◆ **Work to be completed**
Read the lines below. Copy out any that hold the string "screenshot".

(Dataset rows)
◇ ◇ ◇ ◇ ◇

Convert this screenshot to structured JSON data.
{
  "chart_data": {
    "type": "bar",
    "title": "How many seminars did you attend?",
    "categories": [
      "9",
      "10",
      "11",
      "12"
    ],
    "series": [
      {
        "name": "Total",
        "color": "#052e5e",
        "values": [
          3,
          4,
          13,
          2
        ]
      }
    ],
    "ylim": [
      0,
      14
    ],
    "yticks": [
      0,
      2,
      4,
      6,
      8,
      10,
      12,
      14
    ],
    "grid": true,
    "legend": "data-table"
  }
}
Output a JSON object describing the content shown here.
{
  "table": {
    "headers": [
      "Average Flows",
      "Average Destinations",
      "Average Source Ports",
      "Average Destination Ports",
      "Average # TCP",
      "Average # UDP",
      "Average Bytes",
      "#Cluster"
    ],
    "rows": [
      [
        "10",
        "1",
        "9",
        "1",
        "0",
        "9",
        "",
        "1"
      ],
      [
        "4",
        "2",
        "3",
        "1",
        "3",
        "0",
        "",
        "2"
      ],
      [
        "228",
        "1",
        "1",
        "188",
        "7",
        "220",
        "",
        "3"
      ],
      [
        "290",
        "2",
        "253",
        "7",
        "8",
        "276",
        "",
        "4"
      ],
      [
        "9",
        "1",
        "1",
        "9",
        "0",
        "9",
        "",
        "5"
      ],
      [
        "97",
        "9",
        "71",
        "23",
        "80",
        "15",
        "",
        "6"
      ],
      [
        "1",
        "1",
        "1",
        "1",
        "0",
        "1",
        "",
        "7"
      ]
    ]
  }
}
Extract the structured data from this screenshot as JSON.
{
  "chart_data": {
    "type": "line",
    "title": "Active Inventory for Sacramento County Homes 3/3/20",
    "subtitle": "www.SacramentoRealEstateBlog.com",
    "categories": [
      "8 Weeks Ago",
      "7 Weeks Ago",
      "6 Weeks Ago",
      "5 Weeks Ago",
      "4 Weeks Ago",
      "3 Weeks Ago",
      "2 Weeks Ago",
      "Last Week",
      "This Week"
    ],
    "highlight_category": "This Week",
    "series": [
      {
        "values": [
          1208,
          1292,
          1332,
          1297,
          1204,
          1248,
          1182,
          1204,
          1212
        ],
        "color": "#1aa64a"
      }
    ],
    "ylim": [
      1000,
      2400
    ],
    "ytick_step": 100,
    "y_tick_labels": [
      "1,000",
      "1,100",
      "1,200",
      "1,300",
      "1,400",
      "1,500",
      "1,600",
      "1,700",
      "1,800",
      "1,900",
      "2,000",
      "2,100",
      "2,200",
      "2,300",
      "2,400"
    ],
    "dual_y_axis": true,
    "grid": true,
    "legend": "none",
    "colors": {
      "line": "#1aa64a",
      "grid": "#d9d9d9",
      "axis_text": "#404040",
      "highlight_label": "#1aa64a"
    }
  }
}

◇ ◇ ◇ ◇ ◇

◆ **Written answer**
Convert this screenshot to structured JSON data.
Extract the structured data from this screenshot as JSON.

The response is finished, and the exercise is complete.